# DATOS PROPORCIONADOS
+ + + + +
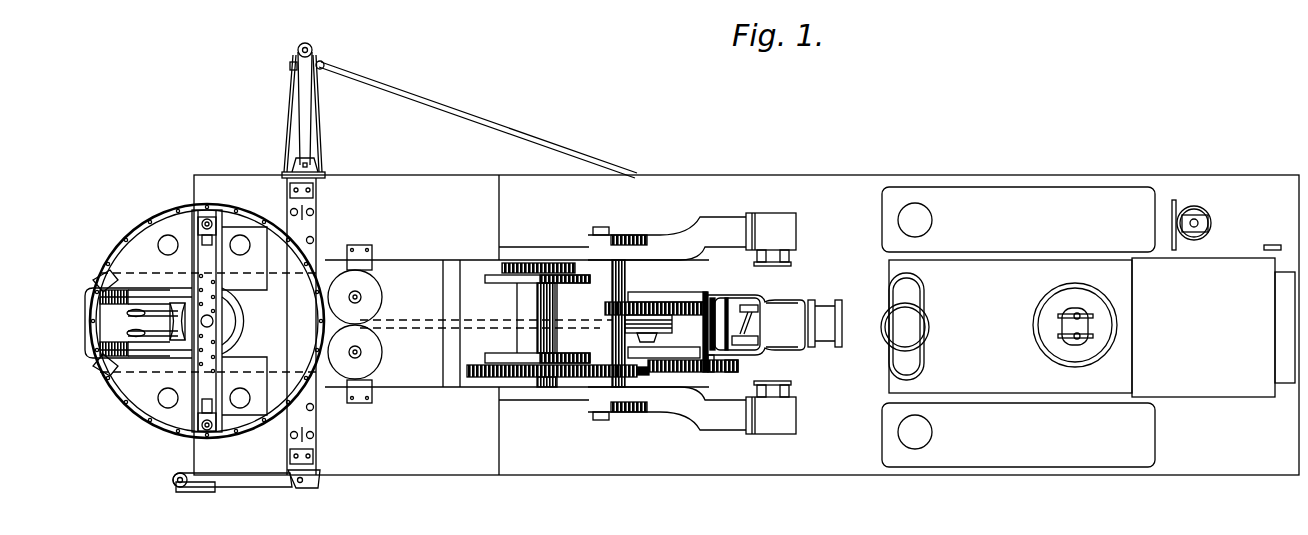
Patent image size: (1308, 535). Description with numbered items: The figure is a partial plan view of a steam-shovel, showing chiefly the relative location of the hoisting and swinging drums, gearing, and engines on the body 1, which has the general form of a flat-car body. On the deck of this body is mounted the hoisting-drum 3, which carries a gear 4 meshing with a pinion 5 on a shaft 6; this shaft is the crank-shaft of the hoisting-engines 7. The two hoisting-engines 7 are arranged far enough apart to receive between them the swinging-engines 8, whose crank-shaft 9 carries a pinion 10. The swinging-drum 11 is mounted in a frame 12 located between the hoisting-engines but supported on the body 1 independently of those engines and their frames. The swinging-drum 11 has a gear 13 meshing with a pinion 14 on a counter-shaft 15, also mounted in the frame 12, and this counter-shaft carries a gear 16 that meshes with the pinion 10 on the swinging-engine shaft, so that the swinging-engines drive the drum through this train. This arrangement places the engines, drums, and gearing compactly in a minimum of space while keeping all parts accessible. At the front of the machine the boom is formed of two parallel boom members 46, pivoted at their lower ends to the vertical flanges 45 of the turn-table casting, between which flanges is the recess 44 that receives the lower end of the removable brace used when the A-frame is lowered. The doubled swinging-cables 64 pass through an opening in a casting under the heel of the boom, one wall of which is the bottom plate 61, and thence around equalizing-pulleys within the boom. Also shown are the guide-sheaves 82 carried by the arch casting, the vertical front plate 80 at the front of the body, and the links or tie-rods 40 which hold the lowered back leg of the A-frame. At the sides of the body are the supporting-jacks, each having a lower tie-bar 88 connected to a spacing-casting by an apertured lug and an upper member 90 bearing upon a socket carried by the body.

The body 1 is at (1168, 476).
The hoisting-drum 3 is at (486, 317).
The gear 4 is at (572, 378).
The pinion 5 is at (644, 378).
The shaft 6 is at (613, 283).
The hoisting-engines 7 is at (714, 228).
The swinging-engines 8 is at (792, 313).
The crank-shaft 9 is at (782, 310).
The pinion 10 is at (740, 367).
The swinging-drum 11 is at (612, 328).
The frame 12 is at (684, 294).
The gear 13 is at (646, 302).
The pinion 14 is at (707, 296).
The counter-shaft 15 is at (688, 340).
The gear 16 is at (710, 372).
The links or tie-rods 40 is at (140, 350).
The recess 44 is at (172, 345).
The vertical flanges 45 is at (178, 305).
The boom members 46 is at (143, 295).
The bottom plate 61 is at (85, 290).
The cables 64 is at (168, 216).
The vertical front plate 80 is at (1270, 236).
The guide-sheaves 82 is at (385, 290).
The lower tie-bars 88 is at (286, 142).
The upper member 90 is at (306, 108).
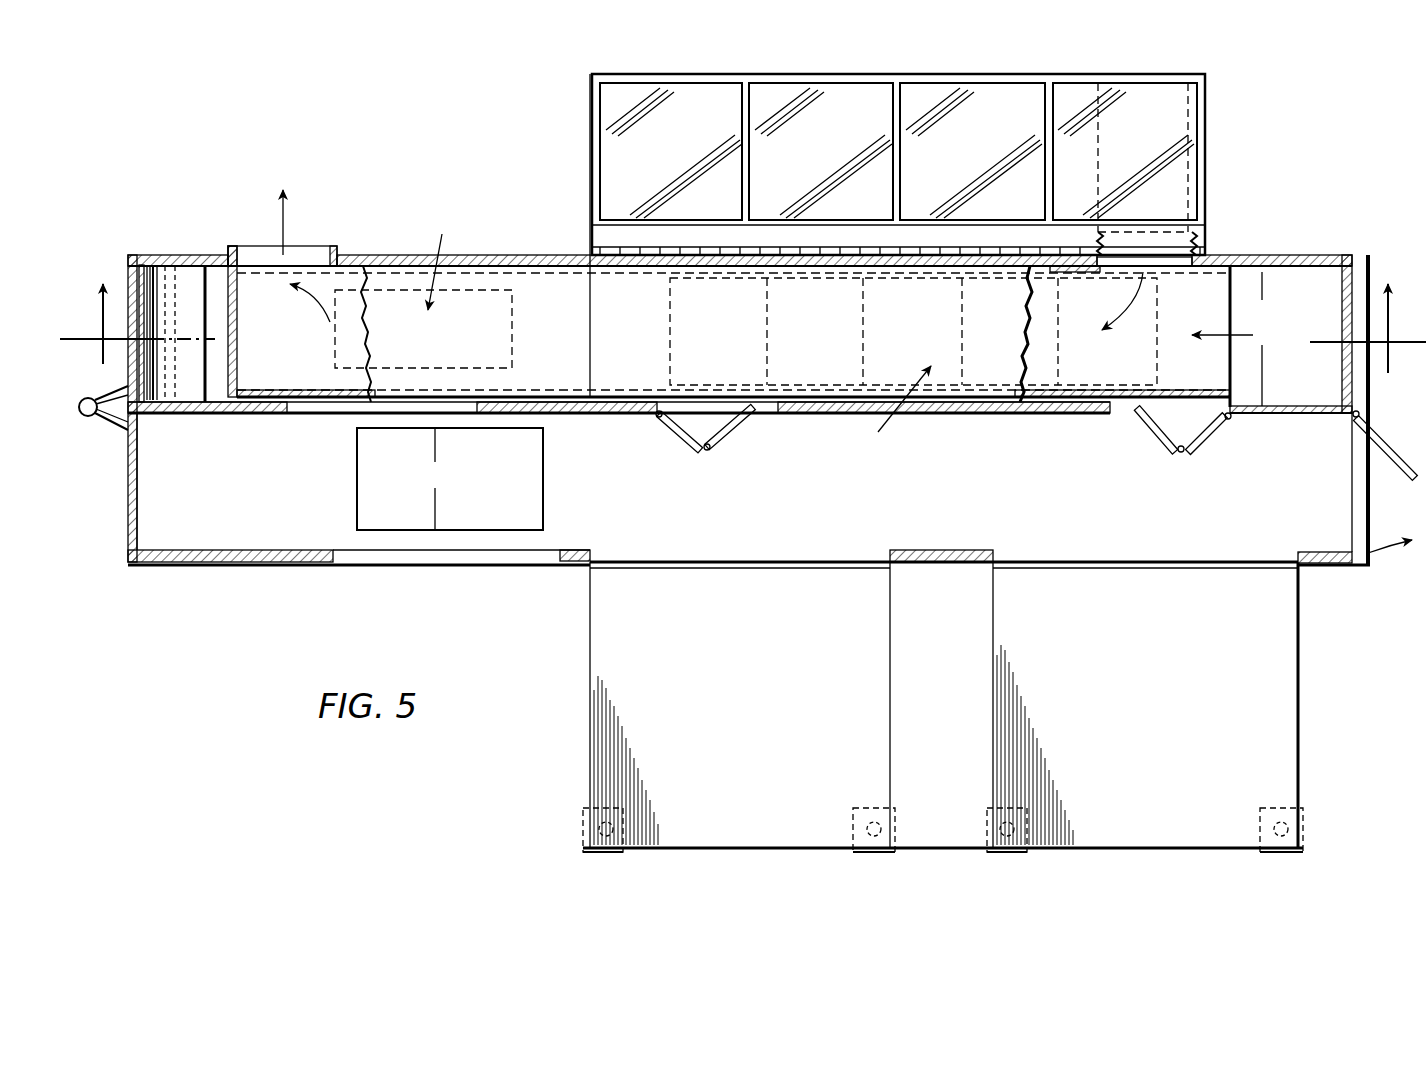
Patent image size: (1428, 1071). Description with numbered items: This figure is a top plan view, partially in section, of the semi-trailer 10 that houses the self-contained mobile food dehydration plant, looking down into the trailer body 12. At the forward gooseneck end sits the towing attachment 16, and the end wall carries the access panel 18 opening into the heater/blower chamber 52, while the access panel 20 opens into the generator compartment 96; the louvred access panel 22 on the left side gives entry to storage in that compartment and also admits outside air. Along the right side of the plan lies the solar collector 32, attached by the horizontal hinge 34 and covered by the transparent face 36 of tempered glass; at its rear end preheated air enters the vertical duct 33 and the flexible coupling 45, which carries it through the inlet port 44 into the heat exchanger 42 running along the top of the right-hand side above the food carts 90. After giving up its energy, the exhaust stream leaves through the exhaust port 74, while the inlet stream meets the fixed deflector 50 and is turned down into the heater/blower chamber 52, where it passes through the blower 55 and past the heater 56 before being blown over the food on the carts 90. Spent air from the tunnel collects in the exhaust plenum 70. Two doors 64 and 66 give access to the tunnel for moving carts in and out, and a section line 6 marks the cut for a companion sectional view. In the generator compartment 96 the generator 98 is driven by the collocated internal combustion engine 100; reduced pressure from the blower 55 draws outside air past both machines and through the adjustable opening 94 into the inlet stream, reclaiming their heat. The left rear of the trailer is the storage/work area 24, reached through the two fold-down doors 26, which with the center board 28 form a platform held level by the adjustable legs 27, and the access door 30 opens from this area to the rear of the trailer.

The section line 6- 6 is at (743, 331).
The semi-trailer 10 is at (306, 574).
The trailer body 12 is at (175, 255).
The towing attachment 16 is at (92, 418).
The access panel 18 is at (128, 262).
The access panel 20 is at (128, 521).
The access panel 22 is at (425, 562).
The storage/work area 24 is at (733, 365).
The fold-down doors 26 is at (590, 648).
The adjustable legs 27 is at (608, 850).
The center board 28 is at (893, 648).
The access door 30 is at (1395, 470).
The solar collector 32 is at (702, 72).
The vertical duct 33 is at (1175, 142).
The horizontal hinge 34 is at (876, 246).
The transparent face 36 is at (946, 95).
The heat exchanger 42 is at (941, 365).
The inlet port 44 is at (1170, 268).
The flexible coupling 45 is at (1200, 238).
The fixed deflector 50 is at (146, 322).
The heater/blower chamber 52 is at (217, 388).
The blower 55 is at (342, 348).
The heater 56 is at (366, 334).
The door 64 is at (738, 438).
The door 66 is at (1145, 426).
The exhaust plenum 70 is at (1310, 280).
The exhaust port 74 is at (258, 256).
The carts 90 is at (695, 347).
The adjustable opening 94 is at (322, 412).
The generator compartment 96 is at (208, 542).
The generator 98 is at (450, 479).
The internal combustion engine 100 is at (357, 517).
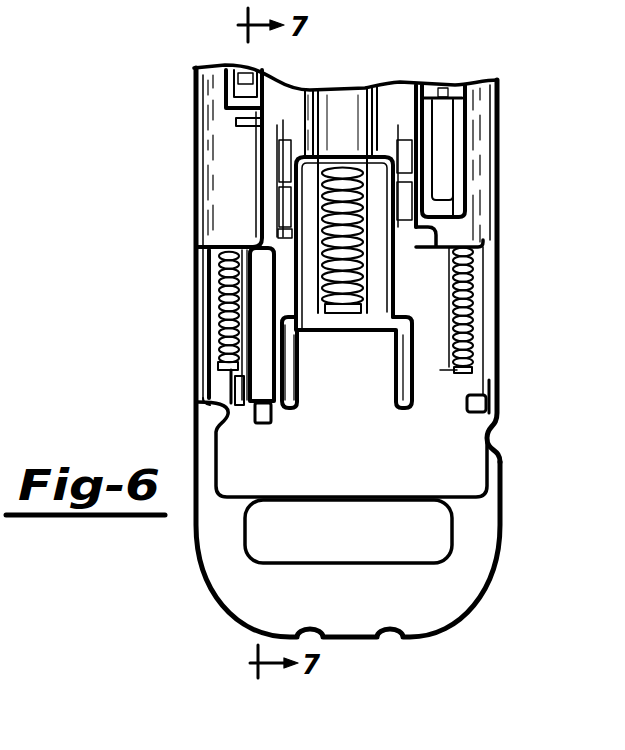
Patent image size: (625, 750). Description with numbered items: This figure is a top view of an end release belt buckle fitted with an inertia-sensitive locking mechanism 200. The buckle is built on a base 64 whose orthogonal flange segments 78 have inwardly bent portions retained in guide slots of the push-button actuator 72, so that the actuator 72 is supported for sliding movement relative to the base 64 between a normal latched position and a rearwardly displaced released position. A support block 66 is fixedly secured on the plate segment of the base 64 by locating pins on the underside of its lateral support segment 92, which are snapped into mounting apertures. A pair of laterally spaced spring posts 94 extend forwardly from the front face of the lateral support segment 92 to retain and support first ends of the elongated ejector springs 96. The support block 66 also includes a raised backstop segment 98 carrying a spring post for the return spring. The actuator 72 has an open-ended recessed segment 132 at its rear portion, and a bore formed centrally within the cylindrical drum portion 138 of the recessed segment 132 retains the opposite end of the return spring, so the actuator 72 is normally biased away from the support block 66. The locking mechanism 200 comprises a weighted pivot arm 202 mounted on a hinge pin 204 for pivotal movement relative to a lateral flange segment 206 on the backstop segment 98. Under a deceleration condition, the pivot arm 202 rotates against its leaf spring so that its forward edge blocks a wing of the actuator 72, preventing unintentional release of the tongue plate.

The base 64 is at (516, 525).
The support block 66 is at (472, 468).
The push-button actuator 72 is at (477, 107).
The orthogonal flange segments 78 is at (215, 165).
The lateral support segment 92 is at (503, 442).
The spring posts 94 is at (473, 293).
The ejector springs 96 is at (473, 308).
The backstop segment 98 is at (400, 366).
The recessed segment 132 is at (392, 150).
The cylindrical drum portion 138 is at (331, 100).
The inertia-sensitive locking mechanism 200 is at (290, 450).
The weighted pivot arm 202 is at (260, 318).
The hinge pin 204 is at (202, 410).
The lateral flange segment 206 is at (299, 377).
+ + + + +
# SOLICITUD ESCRITA
Cita sin cambios las líneas comprendidas entre la que contiene "Patent image size: (625, 750)." y la que contiene "The backstop segment 98 is at (400, 366).", ambas incluidas.

# SOLUCIÓN DEL EJERCICIO
Patent image size: (625, 750). Description with numbered items: This figure is a top view of an end release belt buckle fitted with an inertia-sensitive locking mechanism 200. The buckle is built on a base 64 whose orthogonal flange segments 78 have inwardly bent portions retained in guide slots of the push-button actuator 72, so that the actuator 72 is supported for sliding movement relative to the base 64 between a normal latched position and a rearwardly displaced released position. A support block 66 is fixedly secured on the plate segment of the base 64 by locating pins on the underside of its lateral support segment 92, which are snapped into mounting apertures. A pair of laterally spaced spring posts 94 extend forwardly from the front face of the lateral support segment 92 to retain and support first ends of the elongated ejector springs 96. The support block 66 also includes a raised backstop segment 98 carrying a spring post for the return spring. The actuator 72 has an open-ended recessed segment 132 at its rear portion, and a bore formed centrally within the cylindrical drum portion 138 of the recessed segment 132 retains the opposite end of the return spring, so the actuator 72 is normally biased away from the support block 66. The locking mechanism 200 comprises a weighted pivot arm 202 mounted on a hinge pin 204 for pivotal movement relative to a lateral flange segment 206 on the backstop segment 98. Under a deceleration condition, the pivot arm 202 rotates against its leaf spring so that its forward edge blocks a wing of the actuator 72, preventing unintentional release of the tongue plate.

The base 64 is at (516, 525).
The support block 66 is at (472, 468).
The push-button actuator 72 is at (477, 107).
The orthogonal flange segments 78 is at (215, 165).
The lateral support segment 92 is at (503, 442).
The spring posts 94 is at (473, 293).
The ejector springs 96 is at (473, 308).
The backstop segment 98 is at (400, 366).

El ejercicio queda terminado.